• Extracted information:
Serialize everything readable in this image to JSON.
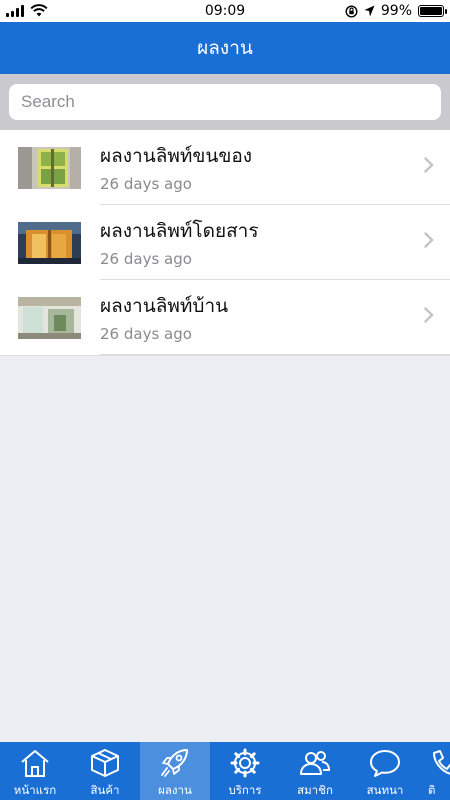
{
  "status_bar": {
    "time": "09:09",
    "battery_text": "99%",
    "battery_level": 0.99
  },
  "header": {
    "title": "ผลงาน"
  },
  "search": {
    "placeholder": "Search"
  },
  "list": {
    "items": [
      {
        "title": "ผลงานลิพท์ขนของ",
        "subtitle": "26 days ago"
      },
      {
        "title": "ผลงานลิพท์โดยสาร",
        "subtitle": "26 days ago"
      },
      {
        "title": "ผลงานลิพท์บ้าน",
        "subtitle": "26 days ago"
      }
    ]
  },
  "tabs": [
    {
      "label": "หน้าแรก",
      "icon": "home-icon"
    },
    {
      "label": "สินค้า",
      "icon": "box-icon"
    },
    {
      "label": "ผลงาน",
      "icon": "rocket-icon",
      "active": true
    },
    {
      "label": "บริการ",
      "icon": "gear-icon"
    },
    {
      "label": "สมาชิก",
      "icon": "users-icon"
    },
    {
      "label": "สนทนา",
      "icon": "chat-bubble-icon"
    },
    {
      "label": "ติ",
      "icon": "phone-icon"
    }
  ],
  "colors": {
    "primary": "#1a6fd4",
    "active_tab": "#4b8fde",
    "background": "#eceef3"
  }
}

• Goal: Search the data for the string "icon" and copy each line where it appears.

• Completed exercise:
      "icon": "home-icon"
      "icon": "box-icon"
      "icon": "rocket-icon",
      "icon": "gear-icon"
      "icon": "users-icon"
      "icon": "chat-bubble-icon"
      "icon": "phone-icon"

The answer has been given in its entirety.